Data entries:
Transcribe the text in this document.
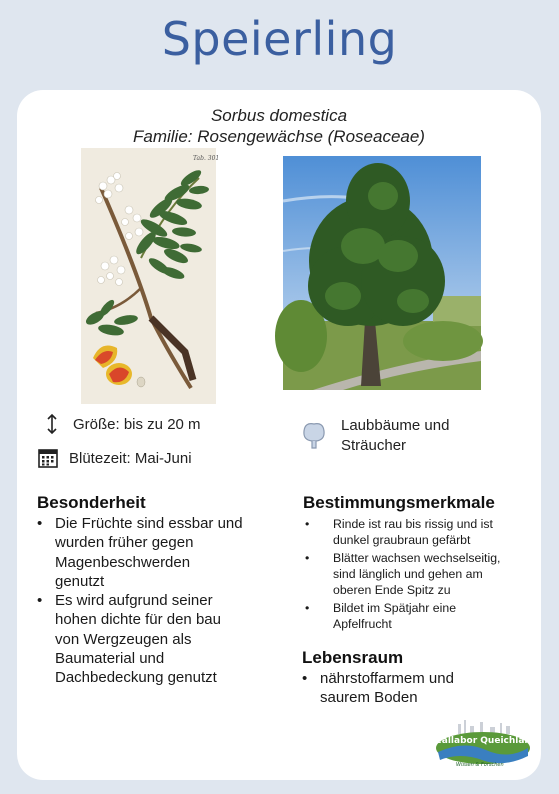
Speierling
Sorbus domestica
Familie: Rosengewächse (Roseaceae)
Tab. 301
Größe: bis zu 20 m
Blütezeit: Mai-Juni
Laubbäume und
Sträucher
Besonderheit
• Die Früchte sind essbar und
wurden früher gegen
Magenbeschwerden
genutzt
• Es wird aufgrund seiner
hohen dichte für den bau
von Wergzeugen als
Baumaterial und
Dachbedeckung genutzt
Bestimmungsmerkmale
• Rinde ist rau bis rissig und ist
dunkel graubraun gefärbt
• Blätter wachsen wechselseitig,
sind länglich und gehen am
oberen Ende Spitz zu
• Bildet im Spätjahr eine
Apfelfrucht
Lebensraum
• nährstoffarmem und
saurem Boden
Reallabor Queichland
Wissen & Forschen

§ Your task:
Give only the number of lines that include the word "sind".

§ The answer:
2